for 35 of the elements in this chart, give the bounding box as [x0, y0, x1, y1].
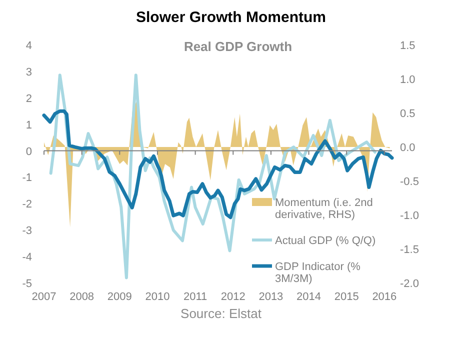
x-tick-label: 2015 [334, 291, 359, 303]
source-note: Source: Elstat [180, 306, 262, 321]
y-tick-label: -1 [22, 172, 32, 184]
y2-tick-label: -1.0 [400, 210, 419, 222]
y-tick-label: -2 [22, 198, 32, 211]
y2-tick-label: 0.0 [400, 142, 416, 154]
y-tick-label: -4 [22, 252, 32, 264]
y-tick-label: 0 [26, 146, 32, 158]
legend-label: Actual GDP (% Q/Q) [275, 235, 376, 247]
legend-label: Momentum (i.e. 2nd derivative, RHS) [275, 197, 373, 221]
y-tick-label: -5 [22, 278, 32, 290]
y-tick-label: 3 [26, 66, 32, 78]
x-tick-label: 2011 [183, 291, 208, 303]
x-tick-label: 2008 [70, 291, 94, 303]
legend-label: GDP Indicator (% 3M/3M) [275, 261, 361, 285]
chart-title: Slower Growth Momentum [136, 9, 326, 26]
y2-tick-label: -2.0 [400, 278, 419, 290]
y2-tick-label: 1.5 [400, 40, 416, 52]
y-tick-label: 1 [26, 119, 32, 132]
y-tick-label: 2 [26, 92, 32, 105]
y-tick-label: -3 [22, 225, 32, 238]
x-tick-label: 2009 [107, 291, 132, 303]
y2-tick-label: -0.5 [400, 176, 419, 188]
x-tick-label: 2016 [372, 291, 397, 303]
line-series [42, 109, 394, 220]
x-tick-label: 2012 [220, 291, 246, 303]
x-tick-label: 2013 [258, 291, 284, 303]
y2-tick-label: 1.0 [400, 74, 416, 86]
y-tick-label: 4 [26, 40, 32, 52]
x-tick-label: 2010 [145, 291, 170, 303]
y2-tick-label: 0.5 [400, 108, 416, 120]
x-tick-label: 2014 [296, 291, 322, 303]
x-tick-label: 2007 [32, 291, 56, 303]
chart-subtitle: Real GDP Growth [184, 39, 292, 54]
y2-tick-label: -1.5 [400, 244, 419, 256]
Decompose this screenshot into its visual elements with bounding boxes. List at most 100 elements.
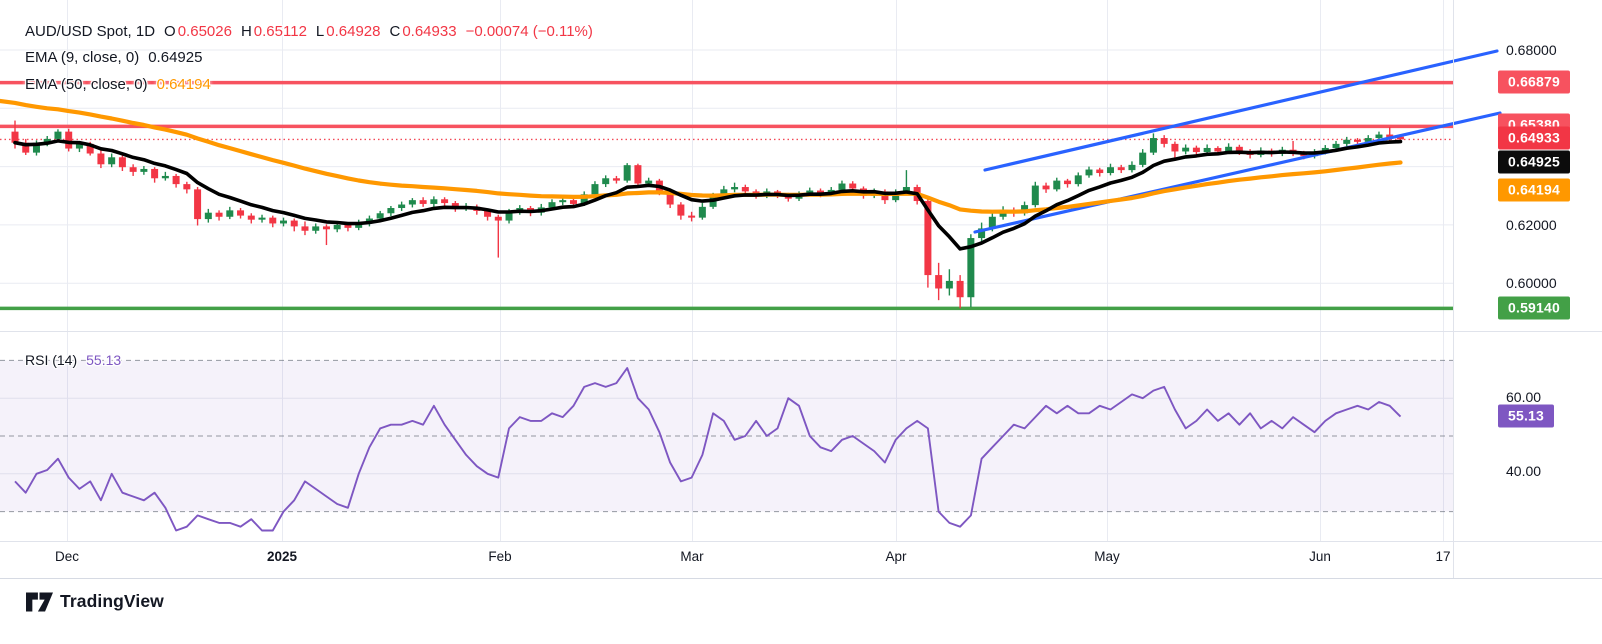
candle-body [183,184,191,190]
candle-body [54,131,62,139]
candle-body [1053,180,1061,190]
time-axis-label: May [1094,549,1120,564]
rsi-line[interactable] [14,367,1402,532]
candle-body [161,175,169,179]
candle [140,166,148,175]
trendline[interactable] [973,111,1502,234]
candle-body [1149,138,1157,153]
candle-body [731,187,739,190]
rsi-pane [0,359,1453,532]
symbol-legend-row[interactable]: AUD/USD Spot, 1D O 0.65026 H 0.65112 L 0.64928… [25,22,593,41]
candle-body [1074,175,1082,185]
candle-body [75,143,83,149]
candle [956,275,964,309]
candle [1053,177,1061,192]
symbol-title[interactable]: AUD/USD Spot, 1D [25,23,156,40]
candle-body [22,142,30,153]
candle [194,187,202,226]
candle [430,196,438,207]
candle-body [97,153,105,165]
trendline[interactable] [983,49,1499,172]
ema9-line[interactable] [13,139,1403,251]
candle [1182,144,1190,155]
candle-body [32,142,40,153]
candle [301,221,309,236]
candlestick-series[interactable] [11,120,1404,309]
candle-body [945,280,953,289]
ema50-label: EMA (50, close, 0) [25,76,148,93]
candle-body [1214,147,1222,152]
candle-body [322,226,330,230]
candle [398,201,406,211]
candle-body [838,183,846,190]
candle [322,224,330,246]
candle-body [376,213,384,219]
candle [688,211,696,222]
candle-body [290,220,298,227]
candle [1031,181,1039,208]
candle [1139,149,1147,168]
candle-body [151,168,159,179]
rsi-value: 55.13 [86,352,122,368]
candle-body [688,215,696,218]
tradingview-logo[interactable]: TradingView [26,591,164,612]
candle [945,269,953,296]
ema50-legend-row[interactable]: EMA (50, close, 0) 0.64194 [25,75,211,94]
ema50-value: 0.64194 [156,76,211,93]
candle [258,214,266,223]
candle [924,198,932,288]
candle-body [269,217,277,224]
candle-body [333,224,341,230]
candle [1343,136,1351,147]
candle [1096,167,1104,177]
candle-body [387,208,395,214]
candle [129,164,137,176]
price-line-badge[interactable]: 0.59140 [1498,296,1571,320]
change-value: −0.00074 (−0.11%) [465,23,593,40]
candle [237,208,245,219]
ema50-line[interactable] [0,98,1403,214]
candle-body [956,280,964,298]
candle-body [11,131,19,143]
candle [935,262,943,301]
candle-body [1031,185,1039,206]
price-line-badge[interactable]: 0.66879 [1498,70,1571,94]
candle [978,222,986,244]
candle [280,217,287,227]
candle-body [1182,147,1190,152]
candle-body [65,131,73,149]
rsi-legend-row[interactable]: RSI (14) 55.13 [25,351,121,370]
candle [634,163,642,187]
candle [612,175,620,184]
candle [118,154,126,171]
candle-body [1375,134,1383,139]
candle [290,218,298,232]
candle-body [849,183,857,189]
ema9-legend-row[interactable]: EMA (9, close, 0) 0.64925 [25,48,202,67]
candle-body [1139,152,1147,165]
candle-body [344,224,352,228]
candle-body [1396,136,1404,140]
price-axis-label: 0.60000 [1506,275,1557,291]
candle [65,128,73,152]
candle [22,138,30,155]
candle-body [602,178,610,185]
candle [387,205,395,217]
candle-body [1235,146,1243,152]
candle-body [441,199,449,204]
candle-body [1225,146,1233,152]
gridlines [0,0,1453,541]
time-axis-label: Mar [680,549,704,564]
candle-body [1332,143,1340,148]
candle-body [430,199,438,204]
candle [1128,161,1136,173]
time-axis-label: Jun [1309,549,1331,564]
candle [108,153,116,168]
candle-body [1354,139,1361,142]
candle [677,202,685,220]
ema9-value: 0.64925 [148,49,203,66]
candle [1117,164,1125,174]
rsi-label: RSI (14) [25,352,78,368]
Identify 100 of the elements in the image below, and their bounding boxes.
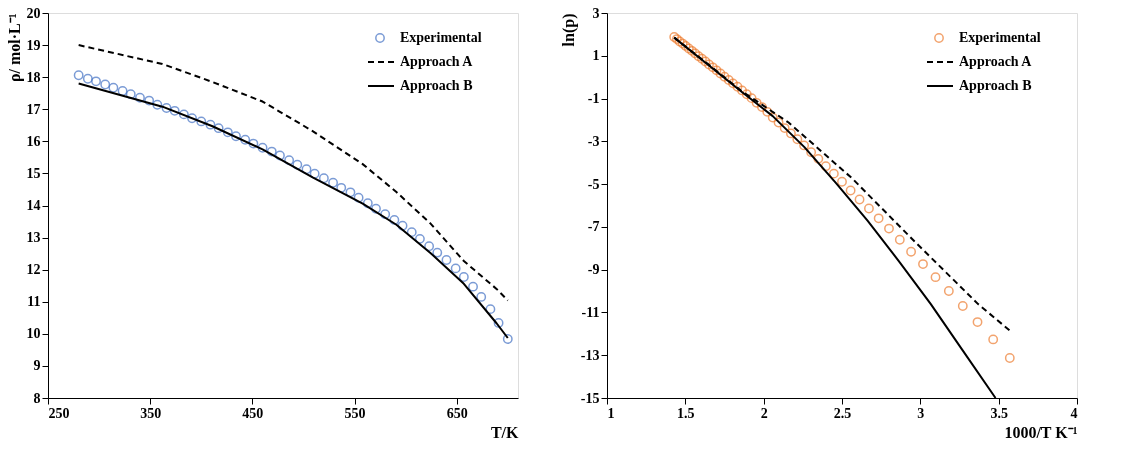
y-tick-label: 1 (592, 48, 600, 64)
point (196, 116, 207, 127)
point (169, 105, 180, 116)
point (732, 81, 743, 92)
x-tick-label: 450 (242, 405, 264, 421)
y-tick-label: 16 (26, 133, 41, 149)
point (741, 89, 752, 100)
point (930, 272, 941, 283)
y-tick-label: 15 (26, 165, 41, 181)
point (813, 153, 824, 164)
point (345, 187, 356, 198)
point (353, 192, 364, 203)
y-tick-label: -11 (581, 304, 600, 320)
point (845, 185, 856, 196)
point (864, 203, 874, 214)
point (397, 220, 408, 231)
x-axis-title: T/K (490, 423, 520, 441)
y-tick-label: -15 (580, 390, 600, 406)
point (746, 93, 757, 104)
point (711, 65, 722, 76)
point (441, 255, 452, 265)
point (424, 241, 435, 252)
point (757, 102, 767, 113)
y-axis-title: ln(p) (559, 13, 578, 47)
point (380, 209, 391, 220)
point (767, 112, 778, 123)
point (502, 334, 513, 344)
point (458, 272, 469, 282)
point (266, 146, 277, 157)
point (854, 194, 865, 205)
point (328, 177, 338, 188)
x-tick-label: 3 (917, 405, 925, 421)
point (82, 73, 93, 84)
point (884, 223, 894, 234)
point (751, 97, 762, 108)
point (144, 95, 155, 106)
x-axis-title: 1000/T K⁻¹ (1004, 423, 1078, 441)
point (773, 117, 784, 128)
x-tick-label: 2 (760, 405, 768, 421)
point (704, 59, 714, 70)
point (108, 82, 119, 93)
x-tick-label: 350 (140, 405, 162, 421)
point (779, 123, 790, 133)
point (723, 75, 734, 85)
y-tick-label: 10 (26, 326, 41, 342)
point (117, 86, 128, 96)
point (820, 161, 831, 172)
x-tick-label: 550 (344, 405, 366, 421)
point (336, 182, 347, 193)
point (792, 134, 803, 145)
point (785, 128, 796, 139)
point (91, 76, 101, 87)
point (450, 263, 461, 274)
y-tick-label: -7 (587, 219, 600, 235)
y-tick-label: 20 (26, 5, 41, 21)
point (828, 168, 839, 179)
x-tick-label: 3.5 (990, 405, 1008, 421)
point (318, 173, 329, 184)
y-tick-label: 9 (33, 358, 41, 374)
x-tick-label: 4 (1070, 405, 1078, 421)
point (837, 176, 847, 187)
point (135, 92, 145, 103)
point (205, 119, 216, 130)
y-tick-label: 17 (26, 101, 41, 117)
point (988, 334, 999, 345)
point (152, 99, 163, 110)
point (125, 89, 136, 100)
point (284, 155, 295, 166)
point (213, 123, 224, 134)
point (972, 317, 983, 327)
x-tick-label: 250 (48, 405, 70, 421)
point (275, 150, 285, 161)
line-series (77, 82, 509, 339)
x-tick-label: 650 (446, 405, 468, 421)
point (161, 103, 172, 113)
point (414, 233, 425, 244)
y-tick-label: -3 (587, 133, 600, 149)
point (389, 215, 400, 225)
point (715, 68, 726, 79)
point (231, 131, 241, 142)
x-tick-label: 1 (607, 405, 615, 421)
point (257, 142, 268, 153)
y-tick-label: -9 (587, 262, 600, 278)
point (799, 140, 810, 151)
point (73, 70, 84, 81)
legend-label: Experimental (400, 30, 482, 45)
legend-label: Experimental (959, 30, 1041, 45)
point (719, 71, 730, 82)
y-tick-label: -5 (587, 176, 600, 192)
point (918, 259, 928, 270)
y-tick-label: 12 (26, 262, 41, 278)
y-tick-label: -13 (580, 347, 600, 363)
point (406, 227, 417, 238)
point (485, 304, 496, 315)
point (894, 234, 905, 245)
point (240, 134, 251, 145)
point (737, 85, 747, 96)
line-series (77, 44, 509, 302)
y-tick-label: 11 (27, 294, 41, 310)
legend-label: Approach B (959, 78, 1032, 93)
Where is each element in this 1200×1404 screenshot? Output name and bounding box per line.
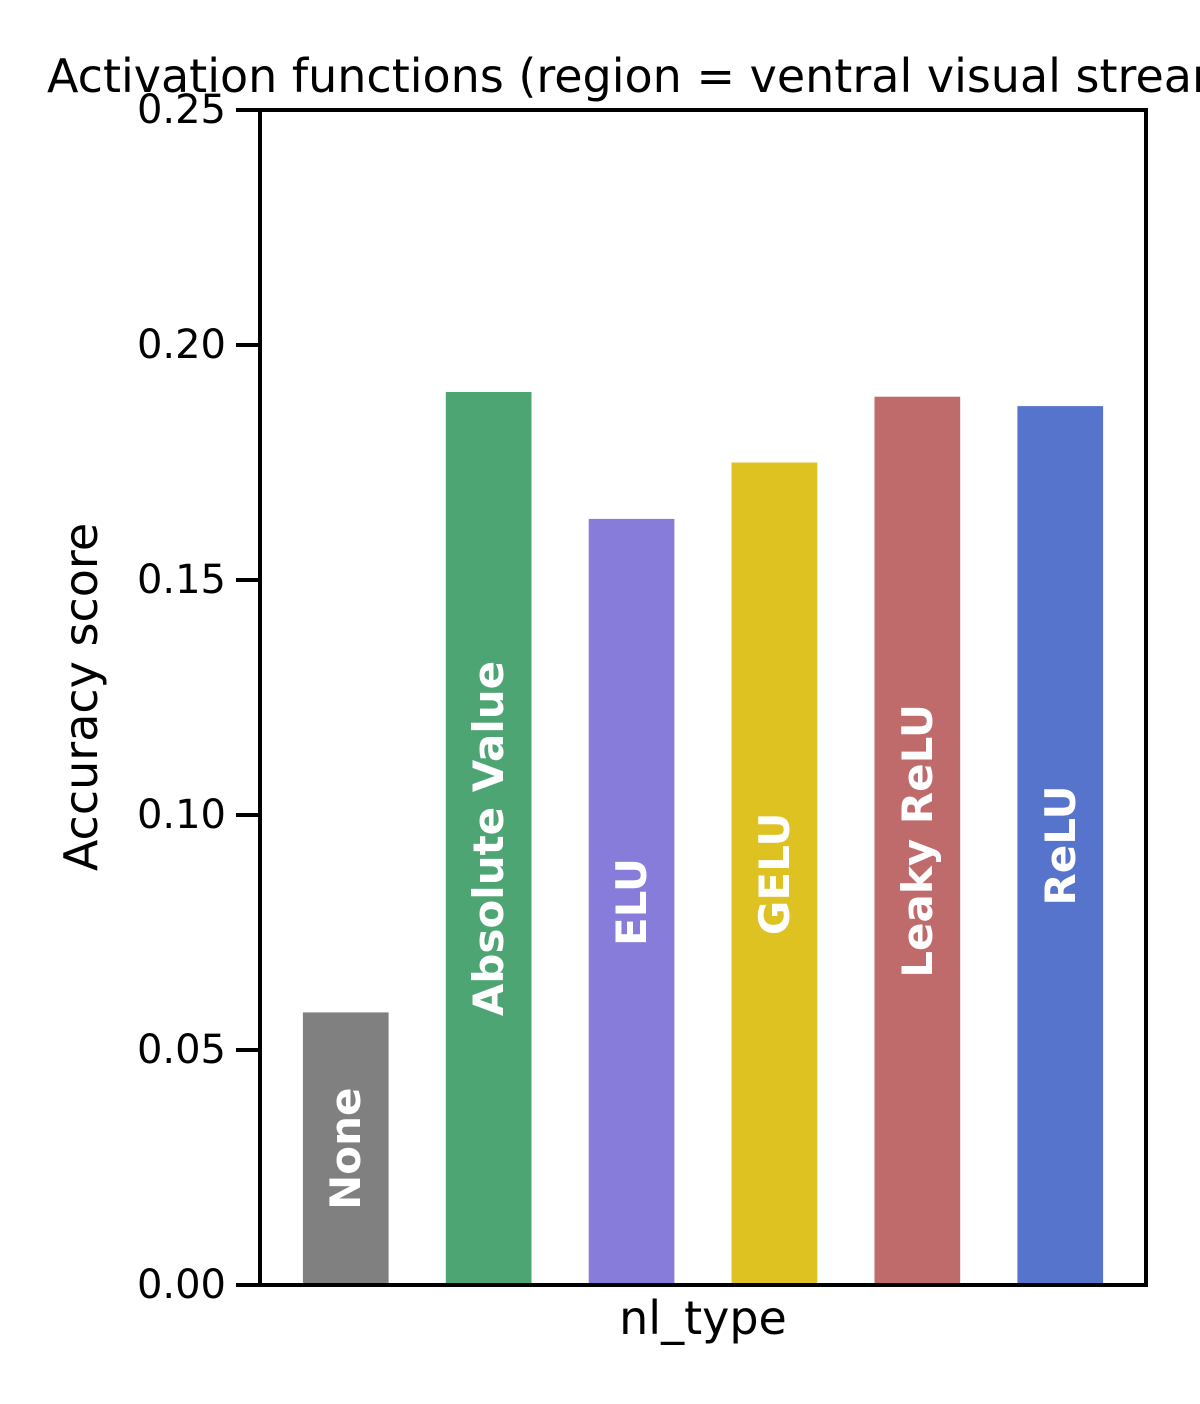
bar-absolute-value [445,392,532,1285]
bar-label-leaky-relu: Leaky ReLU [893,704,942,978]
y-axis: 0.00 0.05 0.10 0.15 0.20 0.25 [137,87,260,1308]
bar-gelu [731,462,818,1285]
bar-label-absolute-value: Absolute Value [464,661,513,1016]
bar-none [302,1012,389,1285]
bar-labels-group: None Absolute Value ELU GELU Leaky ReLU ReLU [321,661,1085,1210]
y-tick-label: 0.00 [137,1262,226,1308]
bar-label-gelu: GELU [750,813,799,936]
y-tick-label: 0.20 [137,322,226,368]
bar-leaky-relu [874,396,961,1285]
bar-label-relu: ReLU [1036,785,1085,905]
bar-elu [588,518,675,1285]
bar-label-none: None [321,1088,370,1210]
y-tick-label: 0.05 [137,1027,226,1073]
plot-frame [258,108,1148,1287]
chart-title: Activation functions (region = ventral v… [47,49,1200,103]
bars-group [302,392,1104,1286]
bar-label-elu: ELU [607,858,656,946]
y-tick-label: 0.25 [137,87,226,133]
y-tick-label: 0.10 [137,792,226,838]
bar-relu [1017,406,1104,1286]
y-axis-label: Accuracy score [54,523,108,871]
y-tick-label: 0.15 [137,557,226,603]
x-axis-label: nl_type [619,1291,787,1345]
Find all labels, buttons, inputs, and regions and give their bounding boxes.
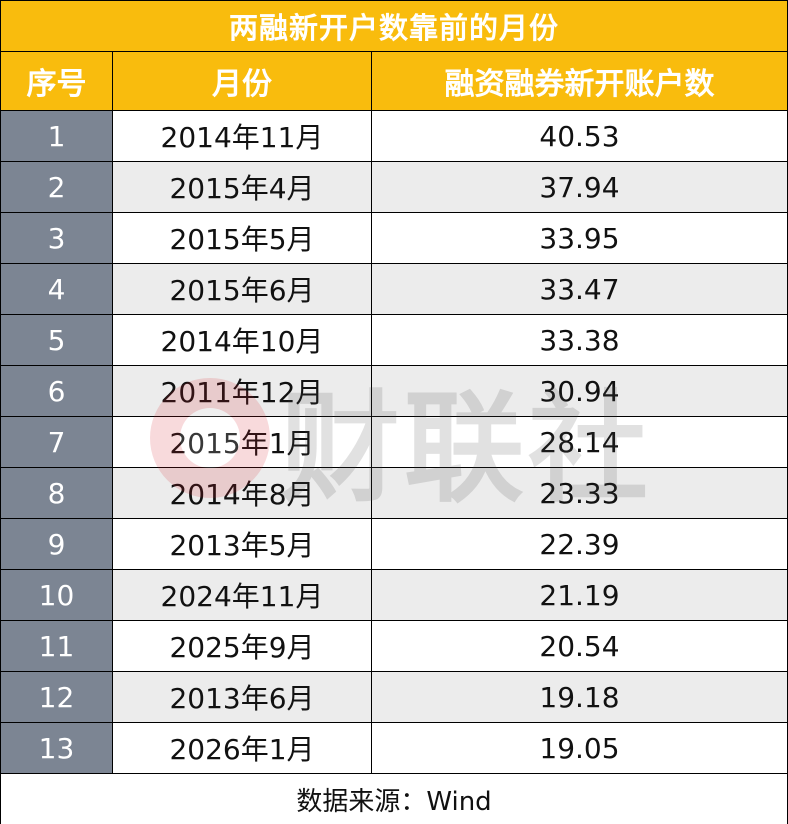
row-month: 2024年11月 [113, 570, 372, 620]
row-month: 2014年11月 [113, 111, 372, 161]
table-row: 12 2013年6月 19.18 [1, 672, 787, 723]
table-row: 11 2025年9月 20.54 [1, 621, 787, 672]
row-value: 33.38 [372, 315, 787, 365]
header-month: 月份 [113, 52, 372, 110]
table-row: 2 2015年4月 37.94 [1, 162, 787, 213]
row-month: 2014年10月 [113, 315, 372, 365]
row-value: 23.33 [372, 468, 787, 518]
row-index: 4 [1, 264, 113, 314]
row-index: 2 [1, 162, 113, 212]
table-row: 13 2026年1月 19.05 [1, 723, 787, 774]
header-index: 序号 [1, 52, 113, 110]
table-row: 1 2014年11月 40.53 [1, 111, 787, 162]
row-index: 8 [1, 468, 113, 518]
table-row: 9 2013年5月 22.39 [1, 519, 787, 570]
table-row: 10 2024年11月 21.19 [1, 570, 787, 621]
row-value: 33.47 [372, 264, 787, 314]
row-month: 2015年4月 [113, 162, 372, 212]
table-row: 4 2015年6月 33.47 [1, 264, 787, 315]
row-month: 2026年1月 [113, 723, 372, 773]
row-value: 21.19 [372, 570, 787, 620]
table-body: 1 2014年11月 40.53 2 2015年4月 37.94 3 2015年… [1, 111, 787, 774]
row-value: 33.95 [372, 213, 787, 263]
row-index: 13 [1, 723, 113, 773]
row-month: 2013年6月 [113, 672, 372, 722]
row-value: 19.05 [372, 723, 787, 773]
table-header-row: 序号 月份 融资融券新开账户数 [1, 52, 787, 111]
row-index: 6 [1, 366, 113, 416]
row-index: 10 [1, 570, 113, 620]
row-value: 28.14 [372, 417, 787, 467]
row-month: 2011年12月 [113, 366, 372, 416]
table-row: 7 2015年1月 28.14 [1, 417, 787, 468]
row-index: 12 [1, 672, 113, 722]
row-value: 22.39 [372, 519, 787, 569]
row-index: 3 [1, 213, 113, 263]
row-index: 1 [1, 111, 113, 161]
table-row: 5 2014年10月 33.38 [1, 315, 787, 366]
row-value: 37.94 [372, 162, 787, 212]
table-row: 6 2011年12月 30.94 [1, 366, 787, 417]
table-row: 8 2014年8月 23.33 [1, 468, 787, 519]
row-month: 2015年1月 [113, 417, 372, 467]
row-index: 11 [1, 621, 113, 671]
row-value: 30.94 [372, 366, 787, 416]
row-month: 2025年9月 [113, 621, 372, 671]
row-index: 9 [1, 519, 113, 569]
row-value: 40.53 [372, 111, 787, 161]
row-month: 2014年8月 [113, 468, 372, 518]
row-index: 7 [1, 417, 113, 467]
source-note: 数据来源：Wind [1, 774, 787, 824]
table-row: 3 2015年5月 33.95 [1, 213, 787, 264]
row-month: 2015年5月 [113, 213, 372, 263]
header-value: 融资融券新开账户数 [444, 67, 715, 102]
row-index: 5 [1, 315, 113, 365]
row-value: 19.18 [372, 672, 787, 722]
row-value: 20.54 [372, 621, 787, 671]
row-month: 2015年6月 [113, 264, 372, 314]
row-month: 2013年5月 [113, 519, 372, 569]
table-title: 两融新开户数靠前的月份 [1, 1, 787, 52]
——————————
Copy out the lines of the listing word for word, starting at the line that contains "candle-body [183,184,191,190]" and ending after the line that contains "rsi-pane [0,359,1453,532]".

Answer to the exercise>
candle-body [183,184,191,190]
candle-body [54,131,62,139]
candle-body [1053,180,1061,190]
time-axis-label: May [1094,549,1120,564]
rsi-line[interactable] [14,367,1402,532]
candle-body [161,175,169,179]
candle [140,166,148,175]
trendline[interactable] [973,111,1502,234]
candle-body [1149,138,1157,153]
candle-body [731,187,739,190]
rsi-pane [0,359,1453,532]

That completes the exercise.